Problem statement:
Work out how many lines of the data hold the string "this", and reply with that number alone.
◇ ◇ ◇ ◇ ◇ ◇ ◇
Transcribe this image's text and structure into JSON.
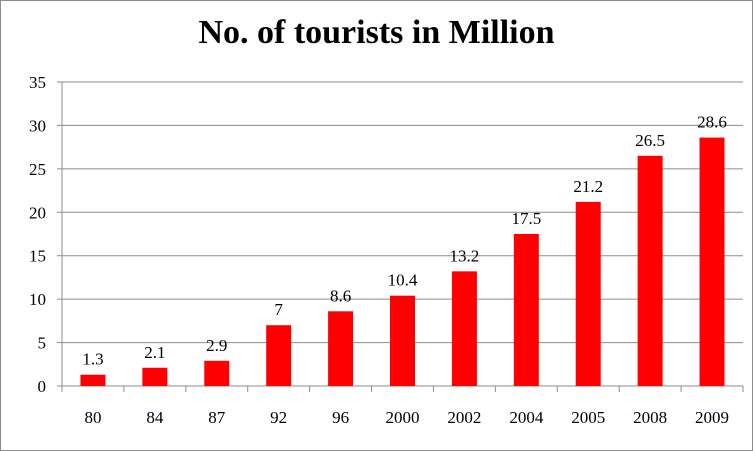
{
  "chart_data": {
    "type": "bar",
    "title": "No. of tourists in Million",
    "xlabel": "",
    "ylabel": "",
    "categories": [
      "80",
      "84",
      "87",
      "92",
      "96",
      "2000",
      "2002",
      "2004",
      "2005",
      "2008",
      "2009"
    ],
    "values": [
      1.3,
      2.1,
      2.9,
      7,
      8.6,
      10.4,
      13.2,
      17.5,
      21.2,
      26.5,
      28.6
    ],
    "value_labels": [
      "1.3",
      "2.1",
      "2.9",
      "7",
      "8.6",
      "10.4",
      "13.2",
      "17.5",
      "21.2",
      "26.5",
      "28.6"
    ],
    "ylim": [
      0,
      35
    ],
    "yticks": [
      "0",
      "5",
      "10",
      "15",
      "20",
      "25",
      "30",
      "35"
    ],
    "grid": true,
    "legend": "none",
    "colors": {
      "bar": "#ff0000",
      "grid": "#8c8c8c",
      "axis": "#8c8c8c"
    }
  }
}
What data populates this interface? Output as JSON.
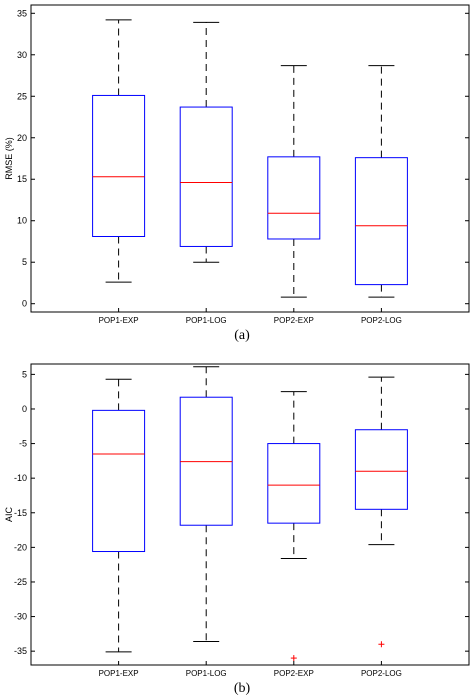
{
  "chart_data": [
    {
      "type": "box",
      "caption": "(a)",
      "ylabel": "RMSE (%)",
      "xlabel": "",
      "ylim": [
        -1,
        36
      ],
      "yticks": [
        0,
        5,
        10,
        15,
        20,
        25,
        30,
        35
      ],
      "categories": [
        "POP1-EXP",
        "POP1-LOG",
        "POP2-EXP",
        "POP2-LOG"
      ],
      "boxes": [
        {
          "min": 2.6,
          "q1": 8.1,
          "median": 15.3,
          "q3": 25.1,
          "max": 34.2,
          "outliers": []
        },
        {
          "min": 5.0,
          "q1": 6.9,
          "median": 14.6,
          "q3": 23.7,
          "max": 33.9,
          "outliers": []
        },
        {
          "min": 0.8,
          "q1": 7.8,
          "median": 10.9,
          "q3": 17.7,
          "max": 28.7,
          "outliers": []
        },
        {
          "min": 0.8,
          "q1": 2.3,
          "median": 9.4,
          "q3": 17.6,
          "max": 28.7,
          "outliers": []
        }
      ]
    },
    {
      "type": "box",
      "caption": "(b)",
      "ylabel": "AIC",
      "xlabel": "",
      "ylim": [
        -37,
        6.5
      ],
      "yticks": [
        -35,
        -30,
        -25,
        -20,
        -15,
        -10,
        -5,
        0,
        5
      ],
      "categories": [
        "POP1-EXP",
        "POP1-LOG",
        "POP2-EXP",
        "POP2-LOG"
      ],
      "boxes": [
        {
          "min": -35.1,
          "q1": -20.6,
          "median": -6.5,
          "q3": -0.2,
          "max": 4.3,
          "outliers": []
        },
        {
          "min": -33.6,
          "q1": -16.8,
          "median": -7.6,
          "q3": 1.7,
          "max": 6.1,
          "outliers": []
        },
        {
          "min": -21.6,
          "q1": -16.5,
          "median": -11.0,
          "q3": -5.0,
          "max": 2.5,
          "outliers": [
            -36.0
          ]
        },
        {
          "min": -19.6,
          "q1": -14.5,
          "median": -9.0,
          "q3": -3.0,
          "max": 4.6,
          "outliers": [
            -34.0
          ]
        }
      ]
    }
  ],
  "colors": {
    "box": "#0000ff",
    "median": "#ff0000",
    "whisker": "#000000",
    "outlier": "#ff0000"
  }
}
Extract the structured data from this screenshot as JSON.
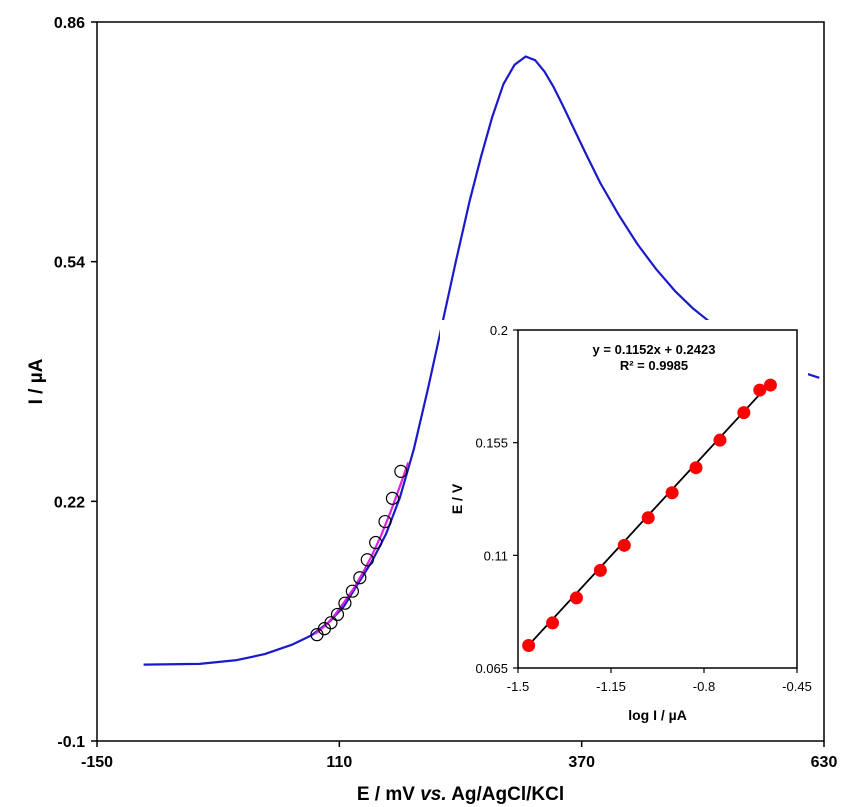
{
  "chart_data": [
    {
      "type": "line",
      "xlabel_parts": [
        "E / mV ",
        "vs.",
        " Ag/AgCl/KCl"
      ],
      "ylabel": "I / µA",
      "xlim": [
        -150,
        630
      ],
      "ylim": [
        -0.1,
        0.86
      ],
      "x_ticks": [
        -150,
        110,
        370,
        630
      ],
      "x_tick_labels": [
        "-150",
        "110",
        "370",
        "630"
      ],
      "y_ticks": [
        -0.1,
        0.22,
        0.54,
        0.86
      ],
      "y_tick_labels": [
        "-0.1",
        "0.22",
        "0.54",
        "0.86"
      ],
      "grid": false,
      "series": [
        {
          "style": "line",
          "color": "#1a1acc",
          "x": [
            -100,
            -40,
            0,
            30,
            60,
            80,
            100,
            115,
            130,
            145,
            160,
            175,
            190,
            205,
            220,
            235,
            250,
            262,
            274,
            286,
            298,
            310,
            320,
            330,
            340,
            350,
            360,
            375,
            390,
            410,
            430,
            450,
            470,
            490,
            510,
            530,
            550,
            570,
            590,
            610,
            625
          ],
          "y": [
            0.002,
            0.003,
            0.008,
            0.016,
            0.029,
            0.041,
            0.06,
            0.08,
            0.11,
            0.14,
            0.176,
            0.225,
            0.29,
            0.37,
            0.455,
            0.54,
            0.622,
            0.68,
            0.733,
            0.777,
            0.803,
            0.814,
            0.809,
            0.794,
            0.773,
            0.748,
            0.722,
            0.683,
            0.645,
            0.602,
            0.563,
            0.53,
            0.501,
            0.477,
            0.457,
            0.44,
            0.424,
            0.411,
            0.4,
            0.391,
            0.385
          ]
        },
        {
          "style": "line",
          "color": "#e020e0",
          "x": [
            84,
            95,
            105,
            115,
            125,
            135,
            145,
            155,
            165,
            175,
            184
          ],
          "y": [
            0.043,
            0.054,
            0.068,
            0.085,
            0.103,
            0.124,
            0.148,
            0.175,
            0.206,
            0.24,
            0.272
          ]
        },
        {
          "style": "markers",
          "marker": "open-circle",
          "color": "#000000",
          "x": [
            86,
            94,
            101,
            108,
            116,
            124,
            132,
            140,
            149,
            159,
            167,
            176
          ],
          "y": [
            0.042,
            0.05,
            0.058,
            0.069,
            0.084,
            0.1,
            0.118,
            0.142,
            0.165,
            0.193,
            0.224,
            0.26
          ]
        }
      ]
    },
    {
      "type": "scatter",
      "xlabel": "log I / µA",
      "ylabel": "E / V",
      "xlim": [
        -1.5,
        -0.45
      ],
      "ylim": [
        0.065,
        0.2
      ],
      "x_ticks": [
        -1.5,
        -1.15,
        -0.8,
        -0.45
      ],
      "x_tick_labels": [
        "-1.5",
        "-1.15",
        "-0.8",
        "-0.45"
      ],
      "y_ticks": [
        0.065,
        0.11,
        0.155,
        0.2
      ],
      "y_tick_labels": [
        "0.065",
        "0.11",
        "0.155",
        "0.2"
      ],
      "grid": false,
      "annotations": [
        "y = 0.1152x  + 0.2423",
        "R² = 0.9985"
      ],
      "trendline": {
        "slope": 0.1152,
        "intercept": 0.2423,
        "x_range": [
          -1.46,
          -0.55
        ],
        "color": "#000000"
      },
      "series": [
        {
          "style": "markers",
          "marker": "filled-circle",
          "color": "#ff0000",
          "x": [
            -1.46,
            -1.37,
            -1.28,
            -1.19,
            -1.1,
            -1.01,
            -0.92,
            -0.83,
            -0.74,
            -0.65,
            -0.59,
            -0.55
          ],
          "y": [
            0.074,
            0.083,
            0.093,
            0.104,
            0.114,
            0.125,
            0.135,
            0.145,
            0.156,
            0.167,
            0.176,
            0.178
          ]
        }
      ]
    }
  ]
}
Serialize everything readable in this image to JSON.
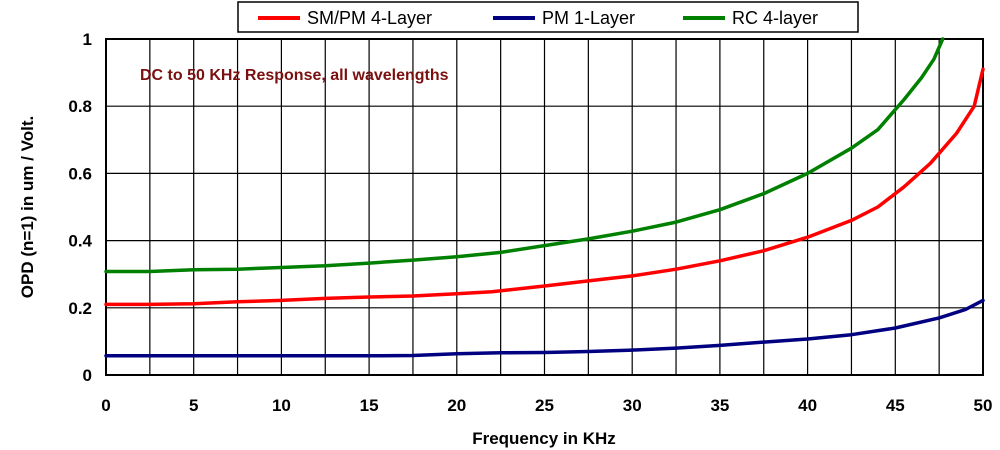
{
  "chart_data": {
    "type": "line",
    "annotation": "DC to 50 KHz Response, all wavelengths",
    "annotation_color": "#7B1010",
    "xlabel": "Frequency in KHz",
    "ylabel": "OPD (n=1) in um / Volt.",
    "xlim": [
      0,
      50
    ],
    "ylim": [
      0,
      1
    ],
    "x_ticks": [
      0,
      5,
      10,
      15,
      20,
      25,
      30,
      35,
      40,
      45,
      50
    ],
    "x_tick_labels": [
      "0",
      "5",
      "10",
      "15",
      "20",
      "25",
      "30",
      "35",
      "40",
      "45",
      "50"
    ],
    "y_ticks": [
      0,
      0.2,
      0.4,
      0.6,
      0.8,
      1
    ],
    "y_tick_labels": [
      "0",
      "0.2",
      "0.4",
      "0.6",
      "0.8",
      "1"
    ],
    "x_grid_step": 2.5,
    "grid": true,
    "legend_position": "top",
    "series": [
      {
        "name": "SM/PM 4-Layer",
        "color": "#FF0000",
        "x": [
          0,
          2.5,
          5,
          7.5,
          10,
          12.5,
          15,
          17.5,
          20,
          22,
          25,
          27.5,
          30,
          32.5,
          35,
          37.5,
          40,
          42.5,
          44,
          45.5,
          47,
          48.5,
          49.5,
          50
        ],
        "y": [
          0.21,
          0.21,
          0.212,
          0.218,
          0.222,
          0.228,
          0.232,
          0.235,
          0.242,
          0.248,
          0.265,
          0.28,
          0.295,
          0.315,
          0.34,
          0.37,
          0.41,
          0.46,
          0.5,
          0.56,
          0.63,
          0.72,
          0.8,
          0.91
        ]
      },
      {
        "name": "PM 1-Layer",
        "color": "#000080",
        "x": [
          0,
          5,
          10,
          15,
          17.5,
          20,
          22.5,
          25,
          27.5,
          30,
          32.5,
          35,
          37.5,
          40,
          42.5,
          45,
          47.5,
          49,
          50
        ],
        "y": [
          0.057,
          0.057,
          0.057,
          0.057,
          0.058,
          0.063,
          0.066,
          0.067,
          0.07,
          0.074,
          0.08,
          0.088,
          0.098,
          0.107,
          0.12,
          0.14,
          0.17,
          0.195,
          0.222
        ]
      },
      {
        "name": "RC 4-layer",
        "color": "#008000",
        "x": [
          0,
          2.5,
          5,
          7.5,
          10,
          12.5,
          15,
          17.5,
          20,
          22.5,
          25,
          27.5,
          30,
          32.5,
          35,
          37.5,
          40,
          42.5,
          44,
          45.5,
          46.5,
          47.2,
          47.7
        ],
        "y": [
          0.308,
          0.308,
          0.313,
          0.315,
          0.32,
          0.325,
          0.333,
          0.342,
          0.352,
          0.365,
          0.385,
          0.405,
          0.428,
          0.455,
          0.492,
          0.54,
          0.6,
          0.675,
          0.73,
          0.82,
          0.885,
          0.94,
          1.0
        ]
      }
    ]
  }
}
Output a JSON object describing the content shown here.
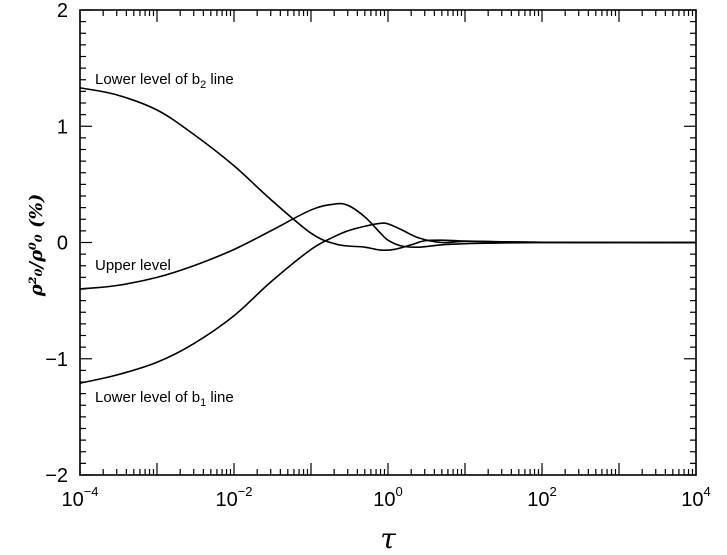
{
  "chart_data": {
    "type": "line",
    "title": "",
    "xlabel": "τ",
    "ylabel": "ρ²₀/ρ⁰₀ (%)",
    "x_scale": "log",
    "xlim": [
      0.0001,
      10000
    ],
    "ylim": [
      -2,
      2
    ],
    "grid": false,
    "x_ticks": [
      {
        "base": "10",
        "exp": "−4",
        "value": 0.0001
      },
      {
        "base": "10",
        "exp": "−2",
        "value": 0.01
      },
      {
        "base": "10",
        "exp": "0",
        "value": 1
      },
      {
        "base": "10",
        "exp": "2",
        "value": 100
      },
      {
        "base": "10",
        "exp": "4",
        "value": 10000
      }
    ],
    "y_ticks": [
      {
        "label": "2",
        "value": 2
      },
      {
        "label": "1",
        "value": 1
      },
      {
        "label": "0",
        "value": 0
      },
      {
        "label": "−1",
        "value": -1
      },
      {
        "label": "−2",
        "value": -2
      }
    ],
    "annotations": [
      {
        "id": "b2",
        "text_main": "Lower level of b",
        "text_sub": "2",
        "text_tail": " line"
      },
      {
        "id": "upper",
        "text_main": "Upper level",
        "text_sub": "",
        "text_tail": ""
      },
      {
        "id": "b1",
        "text_main": "Lower level of b",
        "text_sub": "1",
        "text_tail": " line"
      }
    ],
    "series": [
      {
        "id": "b2",
        "x": [
          0.0001,
          0.0003,
          0.001,
          0.003,
          0.01,
          0.03,
          0.1,
          0.2,
          0.3,
          0.5,
          0.8,
          1.2,
          2,
          3,
          5,
          10,
          30,
          100,
          1000,
          10000
        ],
        "values": [
          1.33,
          1.27,
          1.14,
          0.93,
          0.66,
          0.37,
          0.08,
          -0.01,
          -0.03,
          -0.04,
          -0.065,
          -0.06,
          -0.02,
          0.015,
          0.02,
          0.012,
          0.006,
          0.002,
          0.0,
          0.0
        ]
      },
      {
        "id": "upper",
        "x": [
          0.0001,
          0.0003,
          0.001,
          0.003,
          0.01,
          0.03,
          0.1,
          0.2,
          0.3,
          0.5,
          0.8,
          1,
          1.5,
          2.5,
          5,
          10,
          30,
          100,
          1000,
          10000
        ],
        "values": [
          -0.4,
          -0.37,
          -0.3,
          -0.2,
          -0.06,
          0.1,
          0.28,
          0.33,
          0.32,
          0.22,
          0.08,
          0.02,
          -0.03,
          -0.04,
          -0.02,
          -0.01,
          -0.004,
          -0.001,
          0.0,
          0.0
        ]
      },
      {
        "id": "b1",
        "x": [
          0.0001,
          0.0003,
          0.001,
          0.003,
          0.01,
          0.03,
          0.1,
          0.2,
          0.3,
          0.5,
          0.8,
          1,
          1.5,
          2.5,
          5,
          10,
          30,
          100,
          1000,
          10000
        ],
        "values": [
          -1.21,
          -1.14,
          -1.03,
          -0.87,
          -0.63,
          -0.34,
          -0.06,
          0.05,
          0.1,
          0.14,
          0.165,
          0.16,
          0.11,
          0.04,
          0.0,
          0.01,
          0.006,
          0.002,
          0.0,
          0.0
        ]
      }
    ]
  }
}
◇ ◇ ◇ ◇ ◇ ◇ ◇
Result:
4